# RAW DATA start

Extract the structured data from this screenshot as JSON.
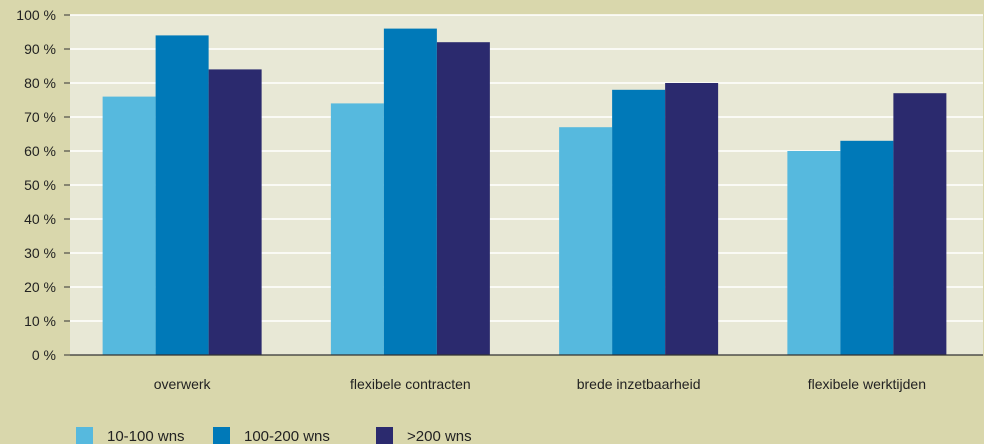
{
  "chart_data": {
    "type": "bar",
    "title": "",
    "xlabel": "",
    "ylabel": "",
    "categories": [
      "overwerk",
      "flexibele contracten",
      "brede inzetbaarheid",
      "flexibele werktijden"
    ],
    "series": [
      {
        "name": "10-100 wns",
        "color": "#56b9de",
        "values": [
          76,
          74,
          67,
          60
        ]
      },
      {
        "name": "100-200 wns",
        "color": "#0079b8",
        "values": [
          94,
          96,
          78,
          63
        ]
      },
      {
        "name": ">200 wns",
        "color": "#2b2a6e",
        "values": [
          84,
          92,
          80,
          77
        ]
      }
    ],
    "ylim": [
      0,
      100
    ],
    "yticks": [
      "0 %",
      "10 %",
      "20 %",
      "30 %",
      "40 %",
      "50 %",
      "60 %",
      "70 %",
      "80 %",
      "90 %",
      "100 %"
    ],
    "grid": true,
    "legend": "bottom-left"
  },
  "colors": {
    "page_background": "#d9d7ac",
    "plot_background": "#e8e8d6",
    "gridline": "#ffffff",
    "axis": "#333333"
  }
}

# RAW DATA end

■ WORK REQUIRED
Make an exact copy of the records shown above, without the pictures.

■ EXPECTED ANSWER
Extract the structured data from this screenshot as JSON.
{
  "chart_data": {
    "type": "bar",
    "title": "",
    "xlabel": "",
    "ylabel": "",
    "categories": [
      "overwerk",
      "flexibele contracten",
      "brede inzetbaarheid",
      "flexibele werktijden"
    ],
    "series": [
      {
        "name": "10-100 wns",
        "color": "#56b9de",
        "values": [
          76,
          74,
          67,
          60
        ]
      },
      {
        "name": "100-200 wns",
        "color": "#0079b8",
        "values": [
          94,
          96,
          78,
          63
        ]
      },
      {
        "name": ">200 wns",
        "color": "#2b2a6e",
        "values": [
          84,
          92,
          80,
          77
        ]
      }
    ],
    "ylim": [
      0,
      100
    ],
    "yticks": [
      "0 %",
      "10 %",
      "20 %",
      "30 %",
      "40 %",
      "50 %",
      "60 %",
      "70 %",
      "80 %",
      "90 %",
      "100 %"
    ],
    "grid": true,
    "legend": "bottom-left"
  },
  "colors": {
    "page_background": "#d9d7ac",
    "plot_background": "#e8e8d6",
    "gridline": "#ffffff",
    "axis": "#333333"
  }
}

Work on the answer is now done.